→ Set task:
Drop the pictures, then extract the listing word for word.

[Collected data entries]
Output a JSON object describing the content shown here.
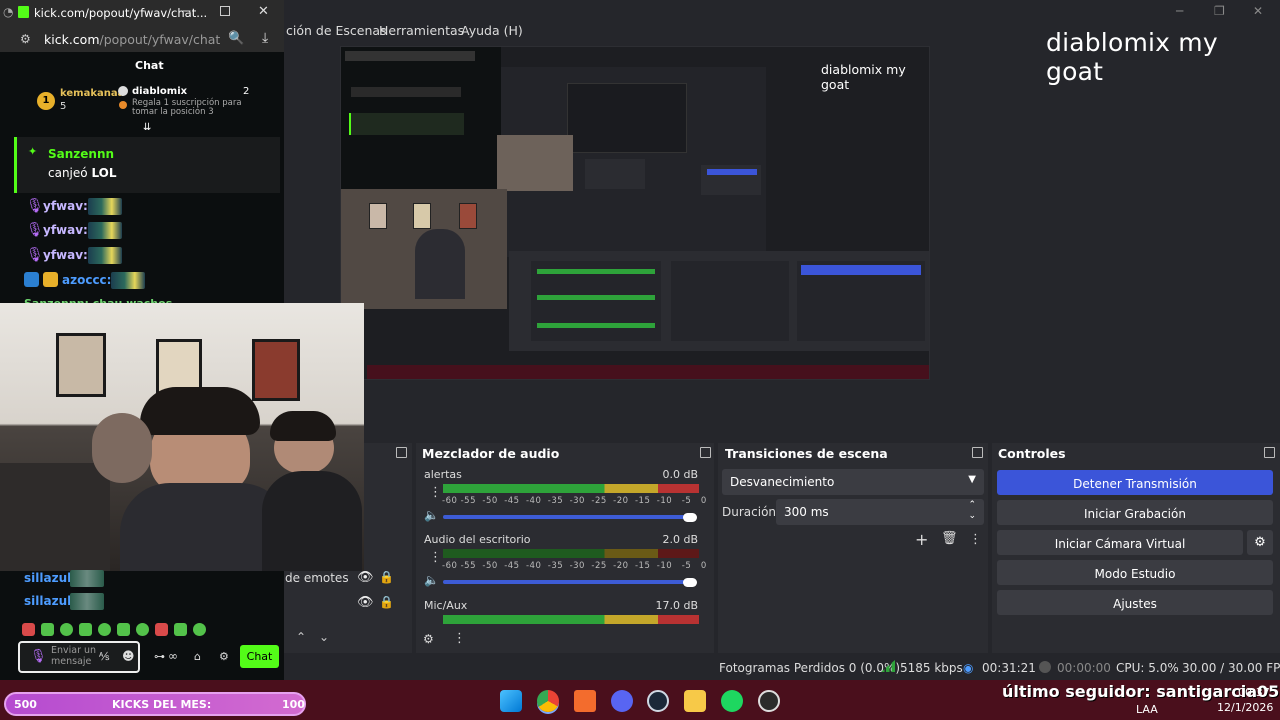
{
  "obs": {
    "menu": [
      "ción de Escenas",
      "Herramientas",
      "Ayuda (H)"
    ],
    "overlay_text": "diablomix my goat",
    "preview_text": "diablomix my goat",
    "docks": {
      "mixer_title": "Mezclador de audio",
      "transitions_title": "Transiciones de escena",
      "controls_title": "Controles"
    },
    "mixer": {
      "channels": [
        {
          "name": "alertas",
          "db": "0.0 dB"
        },
        {
          "name": "Audio del escritorio",
          "db": "2.0 dB"
        },
        {
          "name": "Mic/Aux",
          "db": "17.0 dB"
        }
      ],
      "ticks": [
        "-60",
        "-55",
        "-50",
        "-45",
        "-40",
        "-35",
        "-30",
        "-25",
        "-20",
        "-15",
        "-10",
        "-5",
        "0"
      ]
    },
    "transitions": {
      "selected": "Desvanecimiento",
      "duration_label": "Duración",
      "duration_value": "300 ms"
    },
    "controls": {
      "stop_stream": "Detener Transmisión",
      "start_recording": "Iniciar Grabación",
      "start_virtual_cam": "Iniciar Cámara Virtual",
      "studio_mode": "Modo Estudio",
      "settings": "Ajustes"
    },
    "sources_partial": "de emotes",
    "status": {
      "dropped_frames": "Fotogramas Perdidos 0 (0.0%)",
      "bitrate": "5185 kbps",
      "stream_time": "00:31:21",
      "rec_time": "00:00:00",
      "cpu": "CPU: 5.0%",
      "fps": "30.00 / 30.00 FPS"
    }
  },
  "kick": {
    "tab_title": "kick.com/popout/yfwav/chat...",
    "url_host": "kick.com",
    "url_path": "/popout/yfwav/chat",
    "chat_header": "Chat",
    "leaderboard": [
      {
        "rank": "1",
        "name": "kemakanaa",
        "count": "5"
      },
      {
        "rank": "2",
        "name": "diablomix",
        "count": "2",
        "note": "Regala 1 suscripción para tomar la posición 3"
      }
    ],
    "highlight": {
      "user": "Sanzennn",
      "text_prefix": "canjeó ",
      "text_bold": "LOL"
    },
    "messages": [
      {
        "user": "yfwav:",
        "color": "#c6b7ff"
      },
      {
        "user": "yfwav:",
        "color": "#c6b7ff"
      },
      {
        "user": "yfwav:",
        "color": "#c6b7ff"
      },
      {
        "user": "azoccc:",
        "color": "#4d9cff"
      }
    ],
    "partial_message": "Sanzennn: chau wachos",
    "lower_messages": [
      {
        "user": "sillazul:",
        "color": "#4d9cff"
      },
      {
        "user": "sillazul:",
        "color": "#4d9cff"
      }
    ],
    "input_placeholder": "Enviar un mensaje",
    "send_button": "Chat"
  },
  "stream_overlay": {
    "kicks_left": "500",
    "kicks_label": "KICKS DEL MES:",
    "kicks_right": "100",
    "last_follower": "último seguidor: santigarcia05"
  },
  "tray": {
    "lang": "LAA",
    "time": "00:37",
    "date": "12/1/2026"
  }
}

→ Problem solution:
Output a JSON object describing the content shown here.
{
  "obs": {
    "menu": [
      "ción de Escenas",
      "Herramientas",
      "Ayuda (H)"
    ],
    "overlay_text": "diablomix my goat",
    "preview_text": "diablomix my goat",
    "docks": {
      "mixer_title": "Mezclador de audio",
      "transitions_title": "Transiciones de escena",
      "controls_title": "Controles"
    },
    "mixer": {
      "channels": [
        {
          "name": "alertas",
          "db": "0.0 dB"
        },
        {
          "name": "Audio del escritorio",
          "db": "2.0 dB"
        },
        {
          "name": "Mic/Aux",
          "db": "17.0 dB"
        }
      ],
      "ticks": [
        "-60",
        "-55",
        "-50",
        "-45",
        "-40",
        "-35",
        "-30",
        "-25",
        "-20",
        "-15",
        "-10",
        "-5",
        "0"
      ]
    },
    "transitions": {
      "selected": "Desvanecimiento",
      "duration_label": "Duración",
      "duration_value": "300 ms"
    },
    "controls": {
      "stop_stream": "Detener Transmisión",
      "start_recording": "Iniciar Grabación",
      "start_virtual_cam": "Iniciar Cámara Virtual",
      "studio_mode": "Modo Estudio",
      "settings": "Ajustes"
    },
    "sources_partial": "de emotes",
    "status": {
      "dropped_frames": "Fotogramas Perdidos 0 (0.0%)",
      "bitrate": "5185 kbps",
      "stream_time": "00:31:21",
      "rec_time": "00:00:00",
      "cpu": "CPU: 5.0%",
      "fps": "30.00 / 30.00 FPS"
    }
  },
  "kick": {
    "tab_title": "kick.com/popout/yfwav/chat...",
    "url_host": "kick.com",
    "url_path": "/popout/yfwav/chat",
    "chat_header": "Chat",
    "leaderboard": [
      {
        "rank": "1",
        "name": "kemakanaa",
        "count": "5"
      },
      {
        "rank": "2",
        "name": "diablomix",
        "count": "2",
        "note": "Regala 1 suscripción para tomar la posición 3"
      }
    ],
    "highlight": {
      "user": "Sanzennn",
      "text_prefix": "canjeó ",
      "text_bold": "LOL"
    },
    "messages": [
      {
        "user": "yfwav:",
        "color": "#c6b7ff"
      },
      {
        "user": "yfwav:",
        "color": "#c6b7ff"
      },
      {
        "user": "yfwav:",
        "color": "#c6b7ff"
      },
      {
        "user": "azoccc:",
        "color": "#4d9cff"
      }
    ],
    "partial_message": "Sanzennn: chau wachos",
    "lower_messages": [
      {
        "user": "sillazul:",
        "color": "#4d9cff"
      },
      {
        "user": "sillazul:",
        "color": "#4d9cff"
      }
    ],
    "input_placeholder": "Enviar un mensaje",
    "send_button": "Chat"
  },
  "stream_overlay": {
    "kicks_left": "500",
    "kicks_label": "KICKS DEL MES:",
    "kicks_right": "100",
    "last_follower": "último seguidor: santigarcia05"
  },
  "tray": {
    "lang": "LAA",
    "time": "00:37",
    "date": "12/1/2026"
  }
}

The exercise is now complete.